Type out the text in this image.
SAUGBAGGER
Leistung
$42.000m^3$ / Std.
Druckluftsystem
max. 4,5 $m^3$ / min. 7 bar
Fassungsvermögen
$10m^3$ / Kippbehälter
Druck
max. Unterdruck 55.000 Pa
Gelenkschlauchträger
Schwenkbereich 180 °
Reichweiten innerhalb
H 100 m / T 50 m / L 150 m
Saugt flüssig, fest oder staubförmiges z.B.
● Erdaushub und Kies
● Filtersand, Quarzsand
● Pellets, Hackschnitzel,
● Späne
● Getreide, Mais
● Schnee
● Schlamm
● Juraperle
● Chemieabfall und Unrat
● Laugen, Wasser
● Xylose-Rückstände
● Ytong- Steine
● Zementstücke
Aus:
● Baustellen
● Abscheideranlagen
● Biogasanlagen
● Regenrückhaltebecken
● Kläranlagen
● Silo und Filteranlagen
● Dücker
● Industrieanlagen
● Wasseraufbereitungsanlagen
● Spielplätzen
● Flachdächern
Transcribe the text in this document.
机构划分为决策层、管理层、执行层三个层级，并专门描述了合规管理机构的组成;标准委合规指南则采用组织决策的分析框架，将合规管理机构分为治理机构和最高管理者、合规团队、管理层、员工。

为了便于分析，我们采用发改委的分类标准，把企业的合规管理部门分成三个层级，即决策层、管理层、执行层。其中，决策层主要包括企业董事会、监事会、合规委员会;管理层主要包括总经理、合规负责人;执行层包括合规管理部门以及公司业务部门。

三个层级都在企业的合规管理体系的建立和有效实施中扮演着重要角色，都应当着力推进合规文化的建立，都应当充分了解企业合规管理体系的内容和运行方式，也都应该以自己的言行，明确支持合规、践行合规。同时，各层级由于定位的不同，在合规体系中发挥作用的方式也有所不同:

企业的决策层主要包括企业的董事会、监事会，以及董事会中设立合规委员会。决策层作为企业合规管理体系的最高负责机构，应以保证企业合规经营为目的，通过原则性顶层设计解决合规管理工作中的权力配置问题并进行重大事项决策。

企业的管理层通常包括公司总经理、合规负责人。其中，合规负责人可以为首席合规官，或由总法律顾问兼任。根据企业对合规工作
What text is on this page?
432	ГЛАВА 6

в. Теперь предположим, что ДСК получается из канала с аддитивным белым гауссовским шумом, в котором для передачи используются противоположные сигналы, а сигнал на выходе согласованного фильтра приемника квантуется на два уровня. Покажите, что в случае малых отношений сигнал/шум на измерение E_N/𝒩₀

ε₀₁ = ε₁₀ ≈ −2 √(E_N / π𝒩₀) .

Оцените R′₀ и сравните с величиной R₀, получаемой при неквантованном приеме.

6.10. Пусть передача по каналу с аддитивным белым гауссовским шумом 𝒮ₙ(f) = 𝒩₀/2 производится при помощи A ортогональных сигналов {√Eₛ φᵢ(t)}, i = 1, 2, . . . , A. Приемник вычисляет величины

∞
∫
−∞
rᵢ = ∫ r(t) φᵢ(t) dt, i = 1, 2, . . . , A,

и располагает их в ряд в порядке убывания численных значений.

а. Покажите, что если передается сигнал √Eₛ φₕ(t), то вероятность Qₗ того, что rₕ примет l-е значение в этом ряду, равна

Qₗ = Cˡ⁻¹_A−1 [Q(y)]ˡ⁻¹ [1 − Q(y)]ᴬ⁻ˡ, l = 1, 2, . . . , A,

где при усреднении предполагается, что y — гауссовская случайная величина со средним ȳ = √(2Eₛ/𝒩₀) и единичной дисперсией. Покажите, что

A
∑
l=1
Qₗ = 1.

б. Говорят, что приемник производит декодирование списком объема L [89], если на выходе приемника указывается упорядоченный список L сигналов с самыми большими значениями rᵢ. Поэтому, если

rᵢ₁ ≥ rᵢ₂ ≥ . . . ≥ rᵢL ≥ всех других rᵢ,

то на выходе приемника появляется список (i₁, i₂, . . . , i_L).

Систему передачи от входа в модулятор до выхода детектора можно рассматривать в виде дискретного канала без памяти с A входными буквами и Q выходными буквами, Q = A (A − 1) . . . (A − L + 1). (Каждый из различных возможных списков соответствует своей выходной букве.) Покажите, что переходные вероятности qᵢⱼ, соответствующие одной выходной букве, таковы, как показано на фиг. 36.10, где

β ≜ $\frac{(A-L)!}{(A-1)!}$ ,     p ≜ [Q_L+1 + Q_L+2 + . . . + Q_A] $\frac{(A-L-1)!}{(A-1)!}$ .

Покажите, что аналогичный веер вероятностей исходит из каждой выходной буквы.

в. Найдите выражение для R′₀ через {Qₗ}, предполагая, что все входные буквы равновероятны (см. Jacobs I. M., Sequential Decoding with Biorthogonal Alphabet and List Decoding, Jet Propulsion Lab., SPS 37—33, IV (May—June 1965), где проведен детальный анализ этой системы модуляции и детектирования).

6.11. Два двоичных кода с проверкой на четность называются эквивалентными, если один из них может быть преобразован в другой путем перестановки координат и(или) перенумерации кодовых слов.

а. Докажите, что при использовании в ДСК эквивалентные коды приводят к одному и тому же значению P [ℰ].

Exercise task →
Where a line of the material above holds the string "приемника", copy that line.

Response for this exercise →
в. Теперь предположим, что ДСК получается из канала с аддитивным белым гауссовским шумом, в котором для передачи используются противоположные сигналы, а сигнал на выходе согласованного фильтра приемника квантуется на два уровня. Покажите, что в случае малых отношений сигнал/шум на измерение E_N/𝒩₀
б. Говорят, что приемник производит декодирование списком объема L [89], если на выходе приемника указывается упорядоченный список L сигналов с самыми большими значениями rᵢ. Поэтому, если
то на выходе приемника появляется список (i₁, i₂, . . . , i_L).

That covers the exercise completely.